━━ Data extract

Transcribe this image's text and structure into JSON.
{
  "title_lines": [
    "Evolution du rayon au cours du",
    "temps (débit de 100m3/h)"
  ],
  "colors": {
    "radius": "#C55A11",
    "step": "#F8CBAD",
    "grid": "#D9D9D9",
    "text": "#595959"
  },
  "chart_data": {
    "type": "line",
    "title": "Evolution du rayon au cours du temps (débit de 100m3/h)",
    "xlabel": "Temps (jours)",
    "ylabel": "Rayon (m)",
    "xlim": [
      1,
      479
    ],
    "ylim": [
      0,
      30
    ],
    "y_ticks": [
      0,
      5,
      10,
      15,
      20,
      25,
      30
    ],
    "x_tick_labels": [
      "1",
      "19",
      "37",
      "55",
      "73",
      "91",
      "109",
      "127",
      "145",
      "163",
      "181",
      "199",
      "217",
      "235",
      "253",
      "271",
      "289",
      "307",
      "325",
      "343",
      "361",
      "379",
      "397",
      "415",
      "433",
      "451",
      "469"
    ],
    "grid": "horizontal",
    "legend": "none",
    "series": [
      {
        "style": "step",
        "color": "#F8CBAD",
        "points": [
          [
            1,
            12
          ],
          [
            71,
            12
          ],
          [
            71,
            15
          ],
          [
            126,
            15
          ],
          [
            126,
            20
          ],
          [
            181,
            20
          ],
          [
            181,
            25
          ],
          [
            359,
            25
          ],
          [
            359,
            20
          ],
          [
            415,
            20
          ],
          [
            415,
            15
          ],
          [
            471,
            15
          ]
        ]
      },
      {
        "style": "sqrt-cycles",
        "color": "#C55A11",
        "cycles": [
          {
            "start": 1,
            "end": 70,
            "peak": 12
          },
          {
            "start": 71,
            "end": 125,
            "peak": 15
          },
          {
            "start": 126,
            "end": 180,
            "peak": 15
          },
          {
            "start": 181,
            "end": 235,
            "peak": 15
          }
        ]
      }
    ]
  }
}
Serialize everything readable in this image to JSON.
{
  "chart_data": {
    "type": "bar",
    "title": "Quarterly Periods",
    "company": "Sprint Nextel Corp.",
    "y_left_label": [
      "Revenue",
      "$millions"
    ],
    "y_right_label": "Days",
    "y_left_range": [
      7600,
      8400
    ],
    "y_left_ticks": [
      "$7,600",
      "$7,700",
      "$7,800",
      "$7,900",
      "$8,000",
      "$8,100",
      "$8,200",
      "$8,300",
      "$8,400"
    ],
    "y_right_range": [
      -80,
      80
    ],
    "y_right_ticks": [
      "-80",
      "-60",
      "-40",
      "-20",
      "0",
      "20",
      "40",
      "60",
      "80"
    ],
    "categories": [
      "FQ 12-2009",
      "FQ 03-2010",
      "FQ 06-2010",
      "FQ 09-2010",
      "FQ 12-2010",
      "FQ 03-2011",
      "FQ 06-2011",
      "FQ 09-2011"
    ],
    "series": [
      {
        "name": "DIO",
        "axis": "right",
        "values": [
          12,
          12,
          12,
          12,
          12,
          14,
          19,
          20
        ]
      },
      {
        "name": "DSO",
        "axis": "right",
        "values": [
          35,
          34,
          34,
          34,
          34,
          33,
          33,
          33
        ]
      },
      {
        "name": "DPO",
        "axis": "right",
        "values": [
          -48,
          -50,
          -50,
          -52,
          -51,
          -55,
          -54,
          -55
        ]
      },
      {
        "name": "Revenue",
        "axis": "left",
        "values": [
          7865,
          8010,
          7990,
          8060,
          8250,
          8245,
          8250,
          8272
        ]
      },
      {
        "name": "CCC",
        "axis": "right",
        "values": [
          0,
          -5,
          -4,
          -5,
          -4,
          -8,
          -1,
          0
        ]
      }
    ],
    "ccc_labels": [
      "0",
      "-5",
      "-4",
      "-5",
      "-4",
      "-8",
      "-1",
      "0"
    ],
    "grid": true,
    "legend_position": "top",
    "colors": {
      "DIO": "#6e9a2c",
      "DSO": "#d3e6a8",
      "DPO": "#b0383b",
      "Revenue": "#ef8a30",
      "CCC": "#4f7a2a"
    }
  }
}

━━━━

**The problem:** Report how many lines in the records above contain the word "débit", giving only the number.

**Correct result:** 2